Transcribe the whole listing without a single picture.

Part of a data file:
++++++++++++++++++++
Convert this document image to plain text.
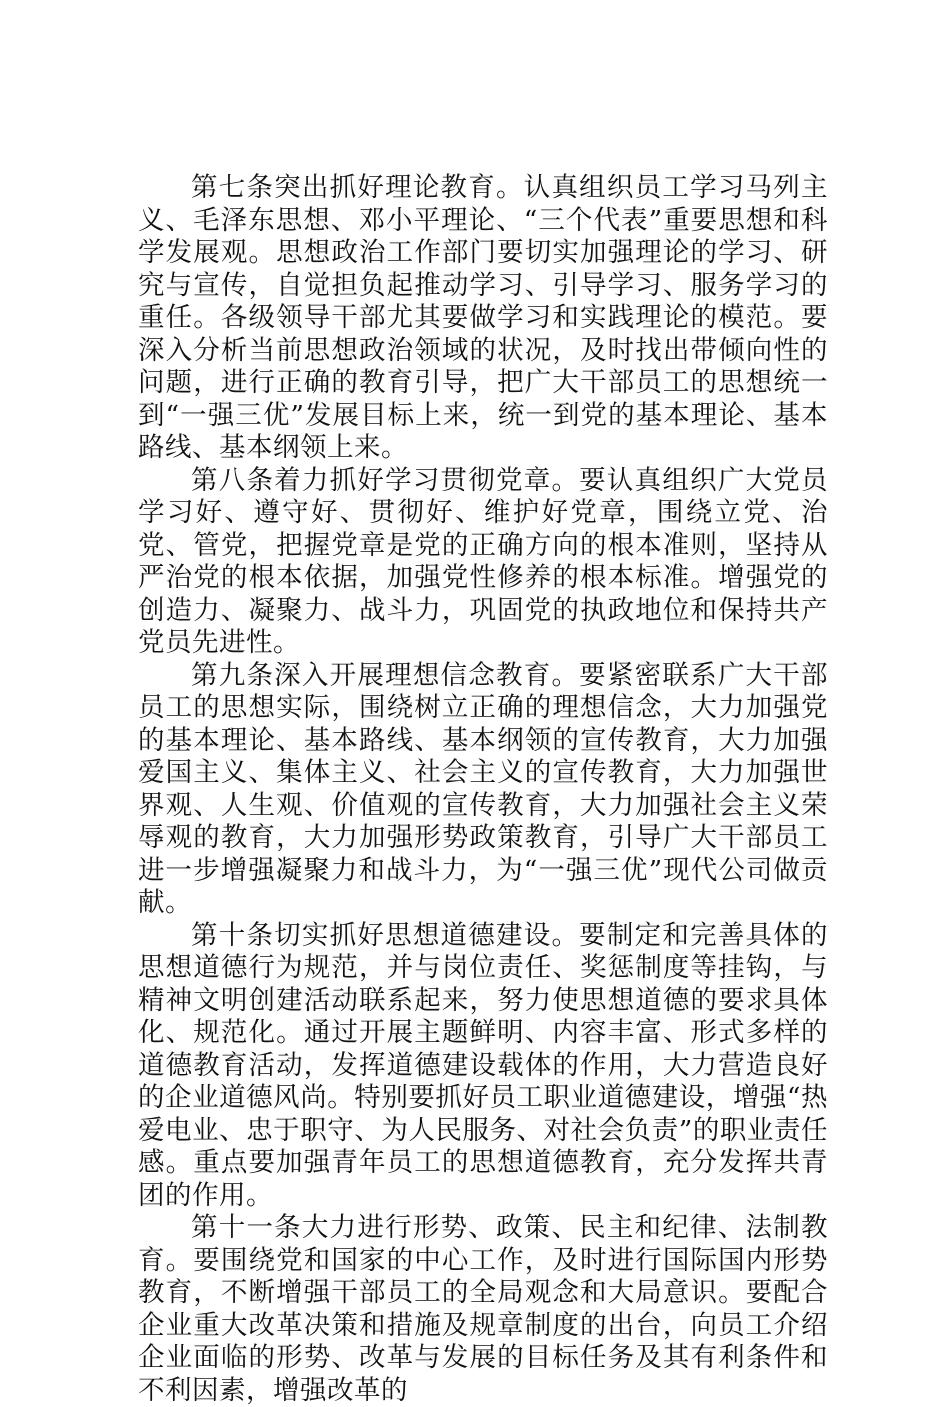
第七条突出抓好理论教育。认真组织员工学习马列主义、毛泽东思想、邓小平理论、“三个代表”重要思想和科学发展观。思想政治工作部门要切实加强理论的学习、研究与宣传，自觉担负起推动学习、引导学习、服务学习的重任。各级领导干部尤其要做学习和实践理论的模范。要深入分析当前思想政治领域的状况，及时找出带倾向性的问题，进行正确的教育引导，把广大干部员工的思想统一到“一强三优”发展目标上来，统一到党的基本理论、基本路线、基本纲领上来。

第八条着力抓好学习贯彻党章。要认真组织广大党员学习好、遵守好、贯彻好、维护好党章，围绕立党、治党、管党，把握党章是党的正确方向的根本准则，坚持从严治党的根本依据，加强党性修养的根本标准。增强党的创造力、凝聚力、战斗力，巩固党的执政地位和保持共产党员先进性。

第九条深入开展理想信念教育。要紧密联系广大干部员工的思想实际，围绕树立正确的理想信念，大力加强党的基本理论、基本路线、基本纲领的宣传教育，大力加强爱国主义、集体主义、社会主义的宣传教育，大力加强世界观、人生观、价值观的宣传教育，大力加强社会主义荣辱观的教育，大力加强形势政策教育，引导广大干部员工进一步增强凝聚力和战斗力，为“一强三优”现代公司做贡献。

第十条切实抓好思想道德建设。要制定和完善具体的思想道德行为规范，并与岗位责任、奖惩制度等挂钩，与精神文明创建活动联系起来，努力使思想道德的要求具体化、规范化。通过开展主题鲜明、内容丰富、形式多样的道德教育活动，发挥道德建设载体的作用，大力营造良好的企业道德风尚。特别要抓好员工职业道德建设，增强“热爱电业、忠于职守、为人民服务、对社会负责”的职业责任感。重点要加强青年员工的思想道德教育，充分发挥共青团的作用。

第十一条大力进行形势、政策、民主和纪律、法制教育。要围绕党和国家的中心工作，及时进行国际国内形势教育，不断增强干部员工的全局观念和大局意识。要配合企业重大改革决策和措施及规章制度的出台，向员工介绍企业面临的形势、改革与发展的目标任务及其有利条件和不利因素，增强改革的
++++++++++++++++++++
→ Output of the exercise
Convert this document image to plain text.
第七条突出抓好理论教育。认真组织员工学习马列主义、毛泽东思想、邓小平理论、“三个代表”重要思想和科学发展观。思想政治工作部门要切实加强理论的学习、研究与宣传，自觉担负起推动学习、引导学习、服务学习的重任。各级领导干部尤其要做学习和实践理论的模范。要深入分析当前思想政治领域的状况，及时找出带倾向性的问题，进行正确的教育引导，把广大干部员工的思想统一到“一强三优”发展目标上来，统一到党的基本理论、基本路线、基本纲领上来。

第八条着力抓好学习贯彻党章。要认真组织广大党员学习好、遵守好、贯彻好、维护好党章，围绕立党、治党、管党，把握党章是党的正确方向的根本准则，坚持从严治党的根本依据，加强党性修养的根本标准。增强党的创造力、凝聚力、战斗力，巩固党的执政地位和保持共产党员先进性。

第九条深入开展理想信念教育。要紧密联系广大干部员工的思想实际，围绕树立正确的理想信念，大力加强党的基本理论、基本路线、基本纲领的宣传教育，大力加强爱国主义、集体主义、社会主义的宣传教育，大力加强世界观、人生观、价值观的宣传教育，大力加强社会主义荣辱观的教育，大力加强形势政策教育，引导广大干部员工进一步增强凝聚力和战斗力，为“一强三优”现代公司做贡献。

第十条切实抓好思想道德建设。要制定和完善具体的思想道德行为规范，并与岗位责任、奖惩制度等挂钩，与精神文明创建活动联系起来，努力使思想道德的要求具体化、规范化。通过开展主题鲜明、内容丰富、形式多样的道德教育活动，发挥道德建设载体的作用，大力营造良好的企业道德风尚。特别要抓好员工职业道德建设，增强“热爱电业、忠于职守、为人民服务、对社会负责”的职业责任感。重点要加强青年员工的思想道德教育，充分发挥共青团的作用。

第十一条大力进行形势、政策、民主和纪律、法制教育。要围绕党和国家的中心工作，及时进行国际国内形势教育，不断增强干部员工的全局观念和大局意识。要配合企业重大改革决策和措施及规章制度的出台，向员工介绍企业面临的形势、改革与发展的目标任务及其有利条件和不利因素，增强改革的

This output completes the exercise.